-- Directive --
Print every line of the entries below word for word, leaving out the pictures.

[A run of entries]
──────
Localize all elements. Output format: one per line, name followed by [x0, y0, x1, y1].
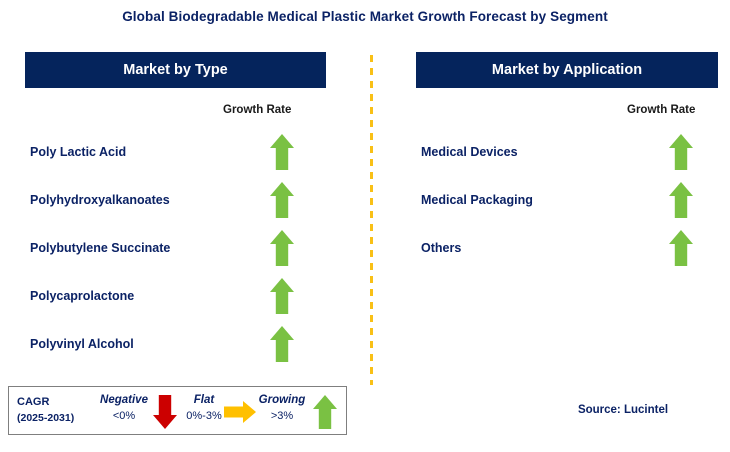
legend-cagr-period: (2025-2031): [17, 412, 75, 424]
legend-cagr-title-block: CAGR (2025-2031): [17, 394, 103, 426]
growth-rate-cell: [661, 176, 701, 224]
growth-rate-cell: [661, 128, 701, 176]
growth-rate-cell: [262, 128, 302, 176]
panel-header-market-by-application: Market by Application: [416, 52, 718, 88]
growth-rate-cell: [262, 320, 302, 368]
legend-arrow-up-wrapper: [312, 394, 338, 430]
growth-rate-cell: [262, 272, 302, 320]
arrow-up-icon: [669, 230, 693, 266]
arrow-up-icon: [270, 134, 294, 170]
table-row[interactable]: Medical Devices: [416, 128, 718, 176]
table-row[interactable]: Others: [416, 224, 718, 272]
arrow-up-icon: [270, 230, 294, 266]
arrow-up-icon: [669, 182, 693, 218]
vertical-dashed-divider: [370, 55, 373, 385]
segment-label: Medical Devices: [421, 145, 518, 159]
legend-item-flat: Flat 0%-3%: [177, 393, 231, 425]
legend-item-value: <0%: [112, 410, 136, 422]
growth-rate-column-label-type: Growth Rate: [223, 104, 292, 116]
table-row[interactable]: Polyhydroxyalkanoates: [25, 176, 326, 224]
segment-label: Polycaprolactone: [30, 289, 135, 303]
arrow-up-icon: [270, 278, 294, 314]
growth-rate-cell: [262, 224, 302, 272]
legend-cagr-title: CAGR: [17, 396, 50, 408]
cagr-legend: CAGR (2025-2031) Negative <0% Flat 0%-3%…: [8, 386, 347, 435]
arrow-up-icon: [669, 134, 693, 170]
arrow-up-icon: [270, 326, 294, 362]
arrow-up-icon: [270, 182, 294, 218]
page-title: Global Biodegradable Medical Plastic Mar…: [122, 9, 608, 24]
table-row[interactable]: Polyvinyl Alcohol: [25, 320, 326, 368]
panel-market-by-application: Market by Application: [416, 52, 718, 88]
arrow-right-icon: [224, 401, 256, 423]
table-row[interactable]: Poly Lactic Acid: [25, 128, 326, 176]
segment-label: Polyhydroxyalkanoates: [30, 193, 170, 207]
source-attribution: Source: Lucintel: [577, 404, 669, 416]
arrow-up-icon: [313, 395, 337, 429]
segment-label: Poly Lactic Acid: [30, 145, 127, 159]
legend-item-name: Flat: [193, 394, 215, 406]
legend-item-name: Negative: [100, 394, 148, 406]
segment-label: Polybutylene Succinate: [30, 241, 171, 255]
segment-label: Medical Packaging: [421, 193, 533, 207]
segment-label: Others: [421, 241, 462, 255]
table-row[interactable]: Medical Packaging: [416, 176, 718, 224]
panel-header-market-by-type: Market by Type: [25, 52, 326, 88]
legend-item-name: Growing: [258, 394, 306, 406]
legend-arrow-down-wrapper: [152, 394, 178, 430]
legend-arrow-right-wrapper: [223, 400, 257, 424]
legend-item-negative: Negative <0%: [93, 393, 155, 425]
segment-list-market-by-application: Medical Devices Medical Packaging Others: [416, 128, 718, 272]
growth-rate-column-label-application: Growth Rate: [627, 104, 696, 116]
table-row[interactable]: Polybutylene Succinate: [25, 224, 326, 272]
panel-market-by-type: Market by Type: [25, 52, 326, 88]
table-row[interactable]: Polycaprolactone: [25, 272, 326, 320]
segment-label: Polyvinyl Alcohol: [30, 337, 134, 351]
segment-list-market-by-type: Poly Lactic Acid Polyhydroxyalkanoates P…: [25, 128, 326, 368]
legend-item-value: >3%: [270, 410, 294, 422]
growth-rate-cell: [661, 224, 701, 272]
arrow-down-icon: [153, 395, 177, 429]
growth-rate-cell: [262, 176, 302, 224]
legend-item-growing: Growing >3%: [249, 393, 315, 425]
legend-item-value: 0%-3%: [186, 410, 222, 422]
──────
-- Expected answer --
Localize all elements. Output format: one per line, name followed by [x0, y0, x1, y1].
legend-cagr-period: (2025-2031): [17, 412, 75, 424]
legend-cagr-title-block: CAGR (2025-2031): [17, 394, 103, 426]
growth-rate-cell: [661, 176, 701, 224]
growth-rate-cell: [661, 128, 701, 176]
growth-rate-cell: [262, 128, 302, 176]
panel-header-market-by-application: Market by Application: [416, 52, 718, 88]
growth-rate-cell: [262, 320, 302, 368]
legend-arrow-up-wrapper: [312, 394, 338, 430]
growth-rate-cell: [262, 272, 302, 320]
arrow-up-icon: [669, 230, 693, 266]
arrow-up-icon: [270, 134, 294, 170]
table-row[interactable]: Medical Devices: [416, 128, 718, 176]
table-row[interactable]: Others: [416, 224, 718, 272]
arrow-up-icon: [270, 230, 294, 266]
arrow-up-icon: [669, 182, 693, 218]
vertical-dashed-divider: [370, 55, 373, 385]
segment-label: Medical Devices: [421, 145, 518, 159]
legend-item-flat: Flat 0%-3%: [177, 393, 231, 425]
legend-item-value: <0%: [112, 410, 136, 422]
growth-rate-column-label-type: Growth Rate: [223, 104, 292, 116]
table-row[interactable]: Polyhydroxyalkanoates: [25, 176, 326, 224]
segment-label: Polycaprolactone: [30, 289, 135, 303]
arrow-up-icon: [270, 278, 294, 314]
growth-rate-cell: [262, 224, 302, 272]
legend-cagr-title: CAGR: [17, 396, 50, 408]
cagr-legend: CAGR (2025-2031) Negative <0% Flat 0%-3%…: [8, 386, 347, 435]
arrow-up-icon: [669, 134, 693, 170]
arrow-up-icon: [270, 326, 294, 362]
arrow-up-icon: [270, 182, 294, 218]
page-title: Global Biodegradable Medical Plastic Mar…: [122, 9, 608, 24]
table-row[interactable]: Polyvinyl Alcohol: [25, 320, 326, 368]
panel-market-by-application: Market by Application: [416, 52, 718, 88]
arrow-right-icon: [224, 401, 256, 423]
table-row[interactable]: Poly Lactic Acid: [25, 128, 326, 176]
segment-label: Polyhydroxyalkanoates: [30, 193, 170, 207]
source-attribution: Source: Lucintel: [577, 404, 669, 416]
arrow-up-icon: [313, 395, 337, 429]
segment-label: Poly Lactic Acid: [30, 145, 127, 159]
legend-item-name: Flat: [193, 394, 215, 406]
legend-item-name: Negative: [100, 394, 148, 406]
segment-label: Polybutylene Succinate: [30, 241, 171, 255]
segment-label: Medical Packaging: [421, 193, 533, 207]
segment-label: Others: [421, 241, 462, 255]
table-row[interactable]: Medical Packaging: [416, 176, 718, 224]
panel-header-market-by-type: Market by Type: [25, 52, 326, 88]
legend-item-name: Growing: [258, 394, 306, 406]
legend-arrow-down-wrapper: [152, 394, 178, 430]
legend-arrow-right-wrapper: [223, 400, 257, 424]
legend-item-negative: Negative <0%: [93, 393, 155, 425]
segment-list-market-by-application: Medical Devices Medical Packaging Others: [416, 128, 718, 272]
growth-rate-column-label-application: Growth Rate: [627, 104, 696, 116]
table-row[interactable]: Polybutylene Succinate: [25, 224, 326, 272]
panel-market-by-type: Market by Type: [25, 52, 326, 88]
table-row[interactable]: Polycaprolactone: [25, 272, 326, 320]
segment-label: Polyvinyl Alcohol: [30, 337, 134, 351]
segment-list-market-by-type: Poly Lactic Acid Polyhydroxyalkanoates P…: [25, 128, 326, 368]
legend-item-value: >3%: [270, 410, 294, 422]
growth-rate-cell: [661, 224, 701, 272]
arrow-down-icon: [153, 395, 177, 429]
growth-rate-cell: [262, 176, 302, 224]
legend-item-growing: Growing >3%: [249, 393, 315, 425]
legend-item-value: 0%-3%: [186, 410, 222, 422]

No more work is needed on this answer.